**PROBLEM TO SOLVE:** Only lines with the string "SELECT" matter here; gather them from the material below.

**LISTING:**
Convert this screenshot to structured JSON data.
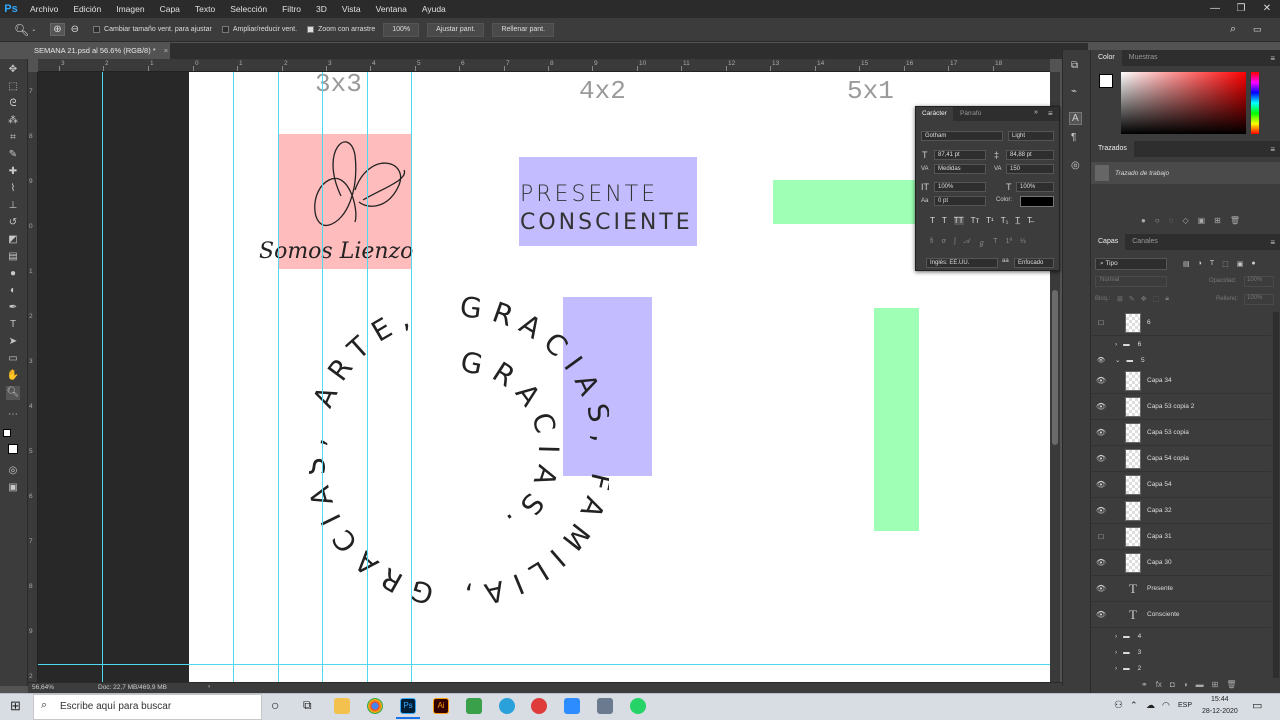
{
  "app": {
    "logo": "Ps"
  },
  "menu": [
    "Archivo",
    "Edición",
    "Imagen",
    "Capa",
    "Texto",
    "Selección",
    "Filtro",
    "3D",
    "Vista",
    "Ventana",
    "Ayuda"
  ],
  "options": {
    "resize_label": "Cambiar tamaño vent. para ajustar",
    "enlarge_label": "Ampliar/reducir vent.",
    "scrub_label": "Zoom con arrastre",
    "zoom_value": "100%",
    "fit_label": "Ajustar pant.",
    "fill_label": "Rellenar pant."
  },
  "document": {
    "tab": "SEMANA 21.psd al 56.6% (RGB/8) *"
  },
  "ruler_top": [
    "3",
    "2",
    "1",
    "0",
    "1",
    "2",
    "3",
    "4",
    "5",
    "6",
    "7",
    "8",
    "9",
    "10",
    "11",
    "12",
    "13",
    "14",
    "15",
    "16",
    "17",
    "18"
  ],
  "ruler_left": [
    "7",
    "8",
    "9",
    "0",
    "1",
    "2",
    "3",
    "4",
    "5",
    "6",
    "7",
    "8",
    "9",
    "2"
  ],
  "canvas": {
    "label_3x3": "3x3",
    "label_4x2": "4x2",
    "label_5x1": "5x1",
    "logo_text": "Somos Lienzo",
    "presente": "PRESENTE",
    "consciente": "CONSCIENTE",
    "outer_ring_text": "GRACIAS, FAMILIA, GRACIAS, ARTE,",
    "inner_ring_text": "GRACIAS.",
    "colors": {
      "pink": "#ffbcbc",
      "purple": "#c3bcff",
      "green": "#9effb5",
      "guide": "#4fd8ee"
    }
  },
  "status": {
    "zoom": "56,64%",
    "doc": "Doc: 22,7 MB/469,9 MB"
  },
  "character_panel": {
    "tabs": [
      "Carácter",
      "Párrafo"
    ],
    "font_family": "Gotham",
    "font_style": "Light",
    "size": "87,41 pt",
    "leading": "84,88 pt",
    "kerning": "Medidas",
    "tracking": "150",
    "vscale": "100%",
    "hscale": "100%",
    "baseline": "0 pt",
    "color_label": "Color:",
    "language": "Inglés: EE.UU.",
    "antialias": "Enfocado"
  },
  "color_panel": {
    "tabs": [
      "Color",
      "Muestras"
    ]
  },
  "paths_panel": {
    "title": "Trazados",
    "item": "Trazado de trabajo"
  },
  "layers_panel": {
    "tabs": [
      "Capas",
      "Canales"
    ],
    "filter": "Tipo",
    "blend": "Normal",
    "opacity_label": "Opacidad:",
    "opacity": "100%",
    "lock_label": "Bloq.:",
    "fill_label": "Relleno:",
    "fill": "100%",
    "layers": [
      {
        "name": "6",
        "kind": "pixel",
        "visible": false
      },
      {
        "name": "6",
        "kind": "group",
        "visible": false
      },
      {
        "name": "5",
        "kind": "group-open",
        "visible": true
      },
      {
        "name": "Capa 34",
        "kind": "smart",
        "visible": true
      },
      {
        "name": "Capa 53 copia 2",
        "kind": "pixel",
        "visible": true
      },
      {
        "name": "Capa 53 copia",
        "kind": "pixel",
        "visible": true
      },
      {
        "name": "Capa 54 copia",
        "kind": "pixel",
        "visible": true
      },
      {
        "name": "Capa 54",
        "kind": "pixel",
        "visible": true
      },
      {
        "name": "Capa 32",
        "kind": "pixel",
        "visible": true
      },
      {
        "name": "Capa 31",
        "kind": "pixel",
        "visible": false
      },
      {
        "name": "Capa 30",
        "kind": "smart",
        "visible": true
      },
      {
        "name": "Presente",
        "kind": "text",
        "visible": true
      },
      {
        "name": "Consciente",
        "kind": "text",
        "visible": true
      },
      {
        "name": "4",
        "kind": "group",
        "visible": false
      },
      {
        "name": "3",
        "kind": "group",
        "visible": false
      },
      {
        "name": "2",
        "kind": "group",
        "visible": false
      }
    ]
  },
  "taskbar": {
    "search_placeholder": "Escribe aquí para buscar",
    "lang": "ESP",
    "time": "15:44",
    "date": "28-12-2020"
  }
}
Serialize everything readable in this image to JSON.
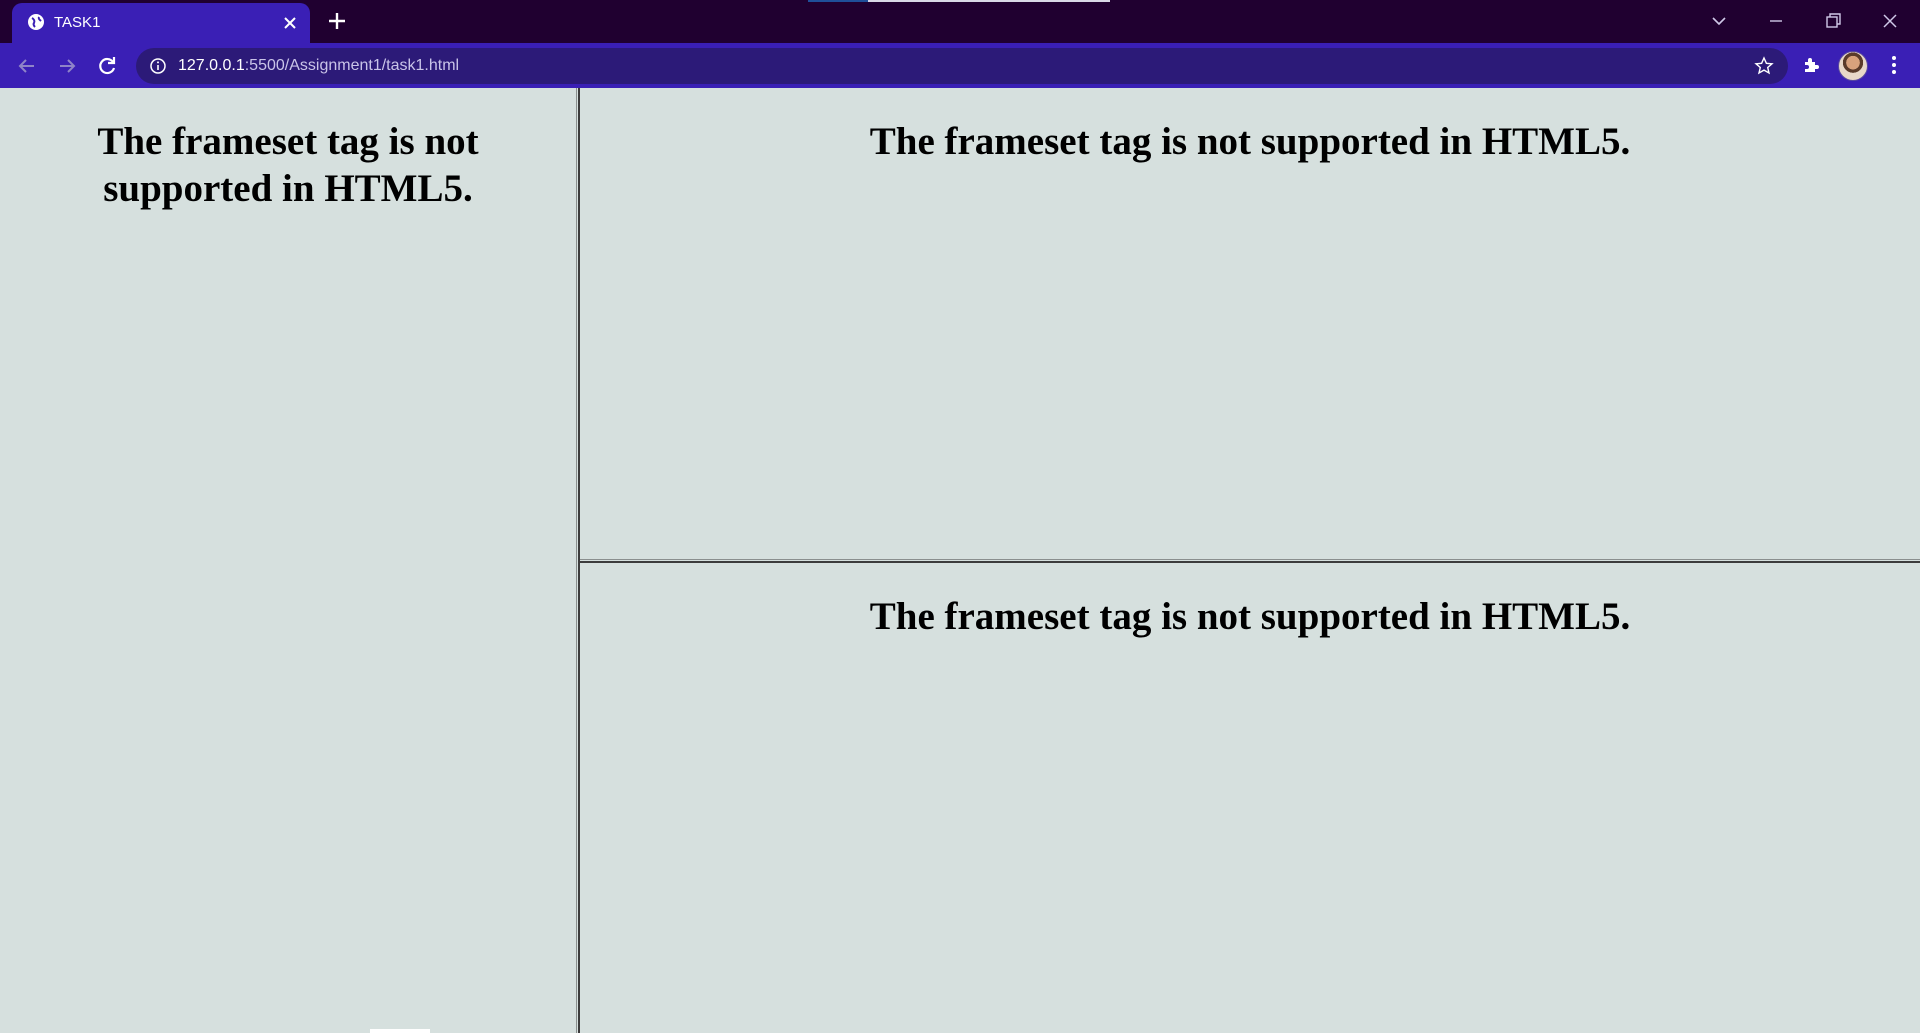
{
  "browser": {
    "tab": {
      "title": "TASK1",
      "favicon": "globe-icon"
    },
    "address_bar": {
      "host": "127.0.0.1",
      "port_path": ":5500/Assignment1/task1.html"
    },
    "colors": {
      "titlebar": "#200030",
      "toolbar": "#3a1fb5",
      "omnibox": "#2c1a78",
      "page_background": "#d6e0de"
    }
  },
  "frames": {
    "left": {
      "heading": "The frameset tag is not supported in HTML5."
    },
    "right_top": {
      "heading": "The frameset tag is not supported in HTML5."
    },
    "right_bottom": {
      "heading": "The frameset tag is not supported in HTML5."
    }
  }
}
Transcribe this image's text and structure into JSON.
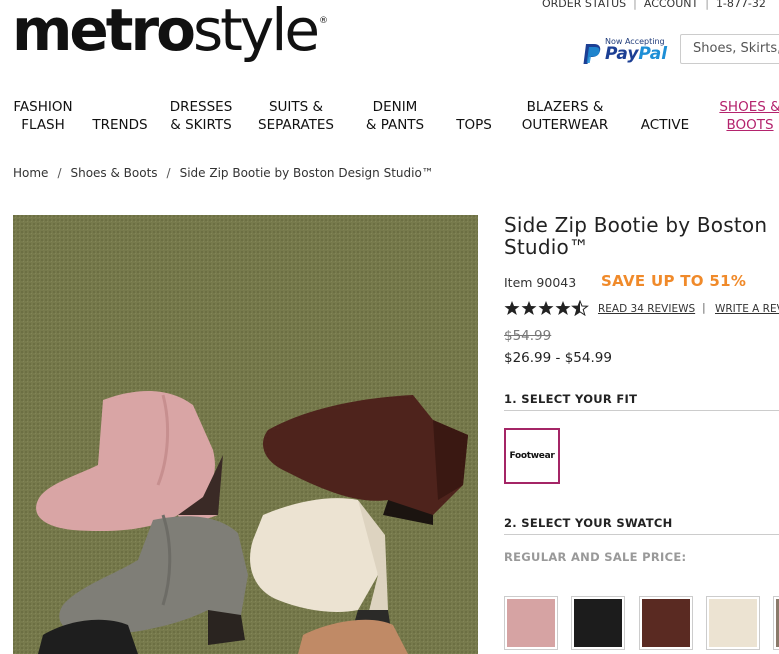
{
  "header": {
    "logo_main": "metro",
    "logo_rest": "style",
    "logo_mark": "®",
    "top_links": [
      "ORDER STATUS",
      "ACCOUNT",
      "1-877-32"
    ],
    "paypal_now": "Now Accepting",
    "paypal_pay": "Pay",
    "paypal_pal": "Pal",
    "search_placeholder": "Shoes, Skirts,"
  },
  "nav": [
    {
      "line1": "FASHION",
      "line2": "FLASH"
    },
    {
      "line1": "",
      "line2": "TRENDS"
    },
    {
      "line1": "DRESSES",
      "line2": "& SKIRTS"
    },
    {
      "line1": "SUITS &",
      "line2": "SEPARATES"
    },
    {
      "line1": "DENIM",
      "line2": "& PANTS"
    },
    {
      "line1": "",
      "line2": "TOPS"
    },
    {
      "line1": "BLAZERS &",
      "line2": "OUTERWEAR"
    },
    {
      "line1": "",
      "line2": "ACTIVE"
    },
    {
      "line1": "SHOES &",
      "line2": "BOOTS"
    }
  ],
  "breadcrumb": [
    "Home",
    "Shoes & Boots",
    "Side Zip Bootie by Boston Design Studio™"
  ],
  "product": {
    "title_line1": "Side Zip Bootie by Boston",
    "title_line2": "Studio™",
    "item": "Item 90043",
    "save": "SAVE UP TO 51%",
    "rating": 4.5,
    "reviews_link": "READ 34 REVIEWS",
    "write_link": "WRITE A REV",
    "old_price": "$54.99",
    "price": "$26.99 - $54.99",
    "fit_heading": "1. SELECT YOUR FIT",
    "fit_option": "Footwear",
    "swatch_heading": "2. SELECT YOUR SWATCH",
    "price_type": "REGULAR AND SALE PRICE:"
  },
  "colors": {
    "accent": "#b4236d",
    "save_orange": "#f08a2a",
    "swatches": [
      "#d6a3a3",
      "#1c1c1c",
      "#5a2a22",
      "#ece3d2",
      "#8a7a6a"
    ]
  }
}
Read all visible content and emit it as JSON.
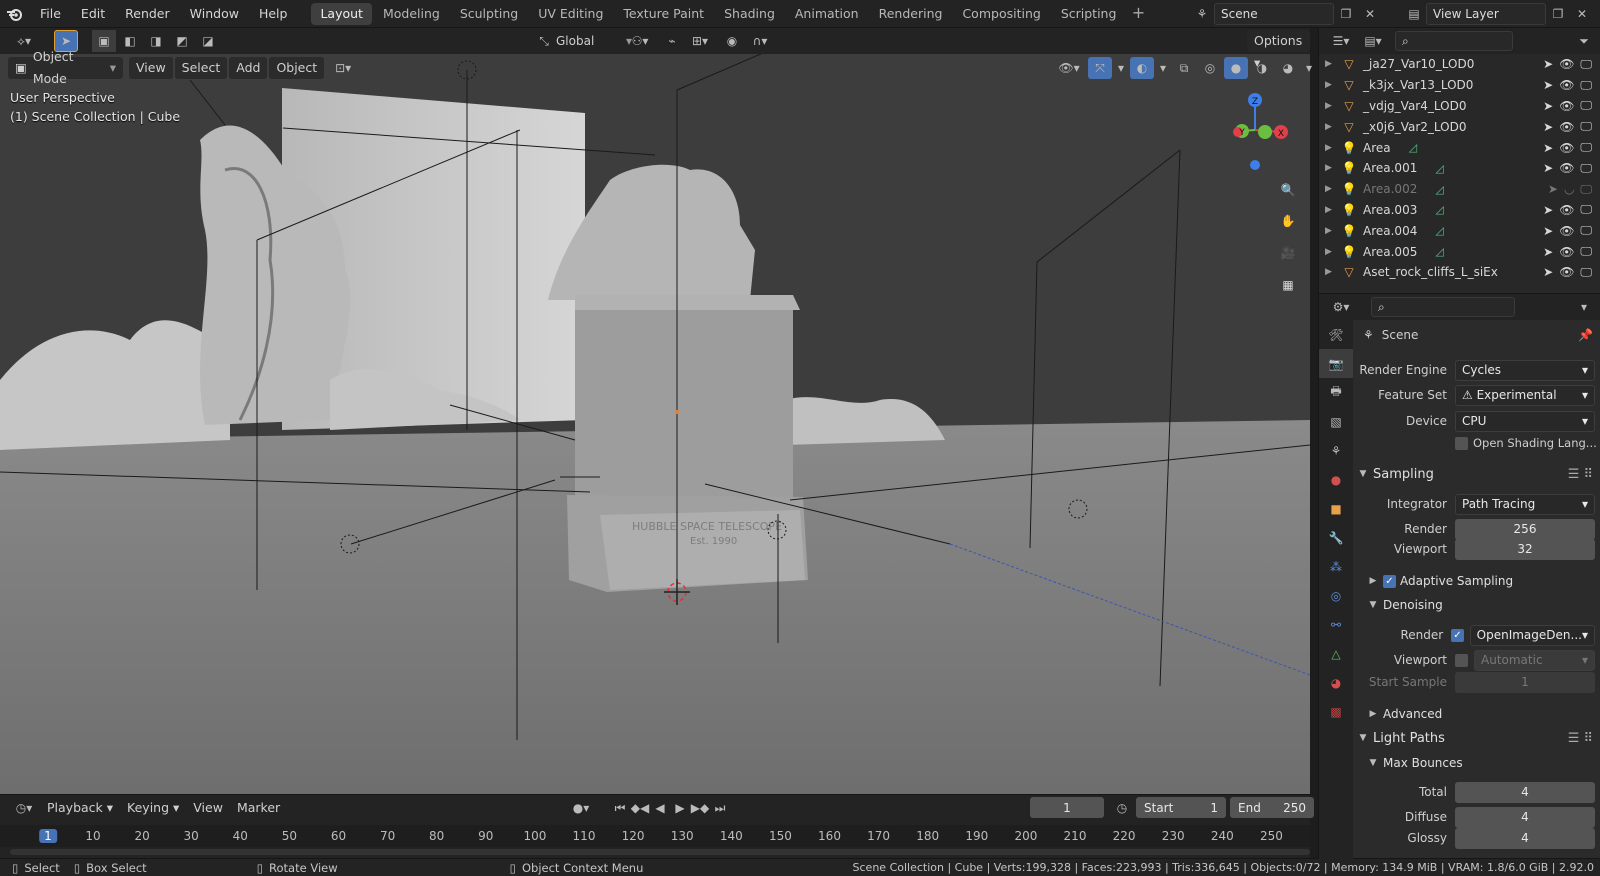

**WRITTEN ANSWER:**
    "fit_heading": "1. SELECT YOUR FIT",
    "swatch_heading": "2. SELECT YOUR SWATCH",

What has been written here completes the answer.